SET TASK — Output each entry below as it stands, leaving out every picture.

** START OF LISTING **

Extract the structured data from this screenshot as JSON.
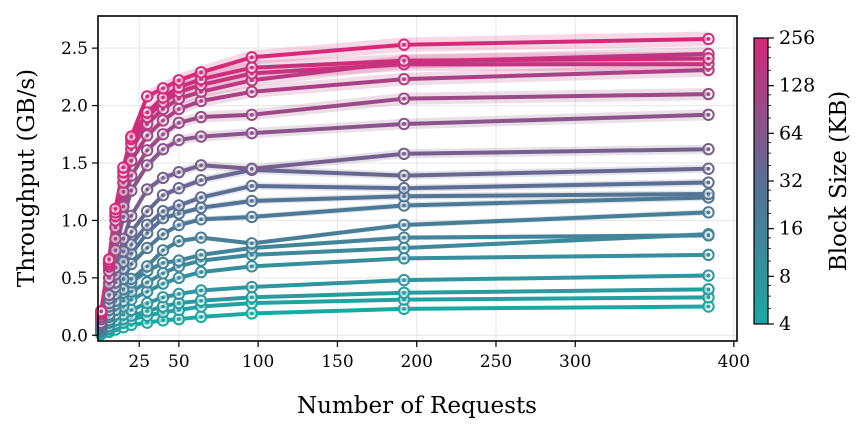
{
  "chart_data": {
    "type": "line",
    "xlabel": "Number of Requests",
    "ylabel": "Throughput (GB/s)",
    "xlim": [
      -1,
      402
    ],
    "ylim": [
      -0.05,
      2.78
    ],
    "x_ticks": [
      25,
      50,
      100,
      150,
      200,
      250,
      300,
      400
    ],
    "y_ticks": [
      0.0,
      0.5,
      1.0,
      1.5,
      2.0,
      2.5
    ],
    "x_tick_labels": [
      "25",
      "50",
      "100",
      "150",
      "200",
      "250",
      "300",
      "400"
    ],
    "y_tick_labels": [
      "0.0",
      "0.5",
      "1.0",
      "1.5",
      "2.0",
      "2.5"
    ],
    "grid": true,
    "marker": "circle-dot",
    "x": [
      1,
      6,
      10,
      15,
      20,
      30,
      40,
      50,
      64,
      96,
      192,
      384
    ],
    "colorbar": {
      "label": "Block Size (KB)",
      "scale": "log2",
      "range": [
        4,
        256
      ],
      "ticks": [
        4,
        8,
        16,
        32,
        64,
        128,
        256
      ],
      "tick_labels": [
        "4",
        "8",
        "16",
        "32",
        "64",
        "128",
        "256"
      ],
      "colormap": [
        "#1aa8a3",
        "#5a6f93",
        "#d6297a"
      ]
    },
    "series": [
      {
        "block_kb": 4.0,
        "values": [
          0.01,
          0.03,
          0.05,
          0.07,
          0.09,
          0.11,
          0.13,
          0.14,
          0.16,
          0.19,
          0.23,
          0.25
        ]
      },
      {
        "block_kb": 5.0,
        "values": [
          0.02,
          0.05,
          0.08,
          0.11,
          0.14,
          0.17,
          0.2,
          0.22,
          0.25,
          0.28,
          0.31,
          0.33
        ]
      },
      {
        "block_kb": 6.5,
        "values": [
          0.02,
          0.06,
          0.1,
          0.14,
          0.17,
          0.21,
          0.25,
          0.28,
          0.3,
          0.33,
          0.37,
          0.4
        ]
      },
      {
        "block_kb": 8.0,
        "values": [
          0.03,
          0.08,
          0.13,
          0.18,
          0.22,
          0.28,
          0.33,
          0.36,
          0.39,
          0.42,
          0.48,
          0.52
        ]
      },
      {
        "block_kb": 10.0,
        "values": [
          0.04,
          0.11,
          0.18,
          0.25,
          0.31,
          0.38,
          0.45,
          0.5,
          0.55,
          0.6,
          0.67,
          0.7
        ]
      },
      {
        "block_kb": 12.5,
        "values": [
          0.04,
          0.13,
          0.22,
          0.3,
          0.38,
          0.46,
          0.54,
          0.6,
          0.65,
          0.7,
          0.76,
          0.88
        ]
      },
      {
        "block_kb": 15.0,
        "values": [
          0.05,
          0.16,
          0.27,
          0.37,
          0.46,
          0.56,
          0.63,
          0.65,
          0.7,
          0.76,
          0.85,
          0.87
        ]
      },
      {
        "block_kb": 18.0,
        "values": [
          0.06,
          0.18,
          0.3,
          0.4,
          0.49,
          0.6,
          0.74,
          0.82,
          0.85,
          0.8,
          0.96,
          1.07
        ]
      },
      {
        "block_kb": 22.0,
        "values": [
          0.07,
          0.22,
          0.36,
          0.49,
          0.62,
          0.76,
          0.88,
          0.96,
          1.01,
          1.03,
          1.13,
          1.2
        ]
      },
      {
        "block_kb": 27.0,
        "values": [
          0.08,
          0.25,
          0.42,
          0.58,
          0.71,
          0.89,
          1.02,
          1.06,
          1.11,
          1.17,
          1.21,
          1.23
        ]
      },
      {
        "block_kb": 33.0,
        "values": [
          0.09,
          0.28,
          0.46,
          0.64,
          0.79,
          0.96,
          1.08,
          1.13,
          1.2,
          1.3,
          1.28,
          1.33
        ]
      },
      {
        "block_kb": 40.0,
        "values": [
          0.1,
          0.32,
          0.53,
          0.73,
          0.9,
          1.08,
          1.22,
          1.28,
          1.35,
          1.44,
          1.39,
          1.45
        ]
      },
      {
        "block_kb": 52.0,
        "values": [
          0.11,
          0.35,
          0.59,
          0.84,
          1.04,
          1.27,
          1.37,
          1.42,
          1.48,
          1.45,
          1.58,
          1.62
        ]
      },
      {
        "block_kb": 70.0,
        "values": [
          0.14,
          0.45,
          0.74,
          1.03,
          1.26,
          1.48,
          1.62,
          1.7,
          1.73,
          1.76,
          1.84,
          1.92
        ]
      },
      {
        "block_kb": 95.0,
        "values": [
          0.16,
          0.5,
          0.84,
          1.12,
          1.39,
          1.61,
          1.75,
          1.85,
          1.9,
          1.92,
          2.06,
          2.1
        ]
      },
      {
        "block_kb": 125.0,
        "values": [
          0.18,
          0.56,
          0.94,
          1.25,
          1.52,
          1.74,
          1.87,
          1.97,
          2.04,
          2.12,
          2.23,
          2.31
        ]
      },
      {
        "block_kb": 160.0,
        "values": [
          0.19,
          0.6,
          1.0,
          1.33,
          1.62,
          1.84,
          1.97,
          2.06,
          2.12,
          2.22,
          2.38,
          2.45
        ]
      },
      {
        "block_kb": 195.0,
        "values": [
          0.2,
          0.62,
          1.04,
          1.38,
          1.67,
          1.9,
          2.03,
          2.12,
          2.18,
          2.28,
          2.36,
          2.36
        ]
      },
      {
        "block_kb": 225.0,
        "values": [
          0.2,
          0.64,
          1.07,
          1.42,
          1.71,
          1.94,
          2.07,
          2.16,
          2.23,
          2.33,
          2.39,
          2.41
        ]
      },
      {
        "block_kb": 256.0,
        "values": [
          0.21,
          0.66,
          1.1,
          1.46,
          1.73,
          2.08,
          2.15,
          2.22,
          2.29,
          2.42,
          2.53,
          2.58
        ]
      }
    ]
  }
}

** END OF LISTING **

RESULT OF THIS EXERCISE —
Extract the structured data from this screenshot as JSON.
{
  "chart_data": {
    "type": "line",
    "xlabel": "Number of Requests",
    "ylabel": "Throughput (GB/s)",
    "xlim": [
      -1,
      402
    ],
    "ylim": [
      -0.05,
      2.78
    ],
    "x_ticks": [
      25,
      50,
      100,
      150,
      200,
      250,
      300,
      400
    ],
    "y_ticks": [
      0.0,
      0.5,
      1.0,
      1.5,
      2.0,
      2.5
    ],
    "x_tick_labels": [
      "25",
      "50",
      "100",
      "150",
      "200",
      "250",
      "300",
      "400"
    ],
    "y_tick_labels": [
      "0.0",
      "0.5",
      "1.0",
      "1.5",
      "2.0",
      "2.5"
    ],
    "grid": true,
    "marker": "circle-dot",
    "x": [
      1,
      6,
      10,
      15,
      20,
      30,
      40,
      50,
      64,
      96,
      192,
      384
    ],
    "colorbar": {
      "label": "Block Size (KB)",
      "scale": "log2",
      "range": [
        4,
        256
      ],
      "ticks": [
        4,
        8,
        16,
        32,
        64,
        128,
        256
      ],
      "tick_labels": [
        "4",
        "8",
        "16",
        "32",
        "64",
        "128",
        "256"
      ],
      "colormap": [
        "#1aa8a3",
        "#5a6f93",
        "#d6297a"
      ]
    },
    "series": [
      {
        "block_kb": 4.0,
        "values": [
          0.01,
          0.03,
          0.05,
          0.07,
          0.09,
          0.11,
          0.13,
          0.14,
          0.16,
          0.19,
          0.23,
          0.25
        ]
      },
      {
        "block_kb": 5.0,
        "values": [
          0.02,
          0.05,
          0.08,
          0.11,
          0.14,
          0.17,
          0.2,
          0.22,
          0.25,
          0.28,
          0.31,
          0.33
        ]
      },
      {
        "block_kb": 6.5,
        "values": [
          0.02,
          0.06,
          0.1,
          0.14,
          0.17,
          0.21,
          0.25,
          0.28,
          0.3,
          0.33,
          0.37,
          0.4
        ]
      },
      {
        "block_kb": 8.0,
        "values": [
          0.03,
          0.08,
          0.13,
          0.18,
          0.22,
          0.28,
          0.33,
          0.36,
          0.39,
          0.42,
          0.48,
          0.52
        ]
      },
      {
        "block_kb": 10.0,
        "values": [
          0.04,
          0.11,
          0.18,
          0.25,
          0.31,
          0.38,
          0.45,
          0.5,
          0.55,
          0.6,
          0.67,
          0.7
        ]
      },
      {
        "block_kb": 12.5,
        "values": [
          0.04,
          0.13,
          0.22,
          0.3,
          0.38,
          0.46,
          0.54,
          0.6,
          0.65,
          0.7,
          0.76,
          0.88
        ]
      },
      {
        "block_kb": 15.0,
        "values": [
          0.05,
          0.16,
          0.27,
          0.37,
          0.46,
          0.56,
          0.63,
          0.65,
          0.7,
          0.76,
          0.85,
          0.87
        ]
      },
      {
        "block_kb": 18.0,
        "values": [
          0.06,
          0.18,
          0.3,
          0.4,
          0.49,
          0.6,
          0.74,
          0.82,
          0.85,
          0.8,
          0.96,
          1.07
        ]
      },
      {
        "block_kb": 22.0,
        "values": [
          0.07,
          0.22,
          0.36,
          0.49,
          0.62,
          0.76,
          0.88,
          0.96,
          1.01,
          1.03,
          1.13,
          1.2
        ]
      },
      {
        "block_kb": 27.0,
        "values": [
          0.08,
          0.25,
          0.42,
          0.58,
          0.71,
          0.89,
          1.02,
          1.06,
          1.11,
          1.17,
          1.21,
          1.23
        ]
      },
      {
        "block_kb": 33.0,
        "values": [
          0.09,
          0.28,
          0.46,
          0.64,
          0.79,
          0.96,
          1.08,
          1.13,
          1.2,
          1.3,
          1.28,
          1.33
        ]
      },
      {
        "block_kb": 40.0,
        "values": [
          0.1,
          0.32,
          0.53,
          0.73,
          0.9,
          1.08,
          1.22,
          1.28,
          1.35,
          1.44,
          1.39,
          1.45
        ]
      },
      {
        "block_kb": 52.0,
        "values": [
          0.11,
          0.35,
          0.59,
          0.84,
          1.04,
          1.27,
          1.37,
          1.42,
          1.48,
          1.45,
          1.58,
          1.62
        ]
      },
      {
        "block_kb": 70.0,
        "values": [
          0.14,
          0.45,
          0.74,
          1.03,
          1.26,
          1.48,
          1.62,
          1.7,
          1.73,
          1.76,
          1.84,
          1.92
        ]
      },
      {
        "block_kb": 95.0,
        "values": [
          0.16,
          0.5,
          0.84,
          1.12,
          1.39,
          1.61,
          1.75,
          1.85,
          1.9,
          1.92,
          2.06,
          2.1
        ]
      },
      {
        "block_kb": 125.0,
        "values": [
          0.18,
          0.56,
          0.94,
          1.25,
          1.52,
          1.74,
          1.87,
          1.97,
          2.04,
          2.12,
          2.23,
          2.31
        ]
      },
      {
        "block_kb": 160.0,
        "values": [
          0.19,
          0.6,
          1.0,
          1.33,
          1.62,
          1.84,
          1.97,
          2.06,
          2.12,
          2.22,
          2.38,
          2.45
        ]
      },
      {
        "block_kb": 195.0,
        "values": [
          0.2,
          0.62,
          1.04,
          1.38,
          1.67,
          1.9,
          2.03,
          2.12,
          2.18,
          2.28,
          2.36,
          2.36
        ]
      },
      {
        "block_kb": 225.0,
        "values": [
          0.2,
          0.64,
          1.07,
          1.42,
          1.71,
          1.94,
          2.07,
          2.16,
          2.23,
          2.33,
          2.39,
          2.41
        ]
      },
      {
        "block_kb": 256.0,
        "values": [
          0.21,
          0.66,
          1.1,
          1.46,
          1.73,
          2.08,
          2.15,
          2.22,
          2.29,
          2.42,
          2.53,
          2.58
        ]
      }
    ]
  }
}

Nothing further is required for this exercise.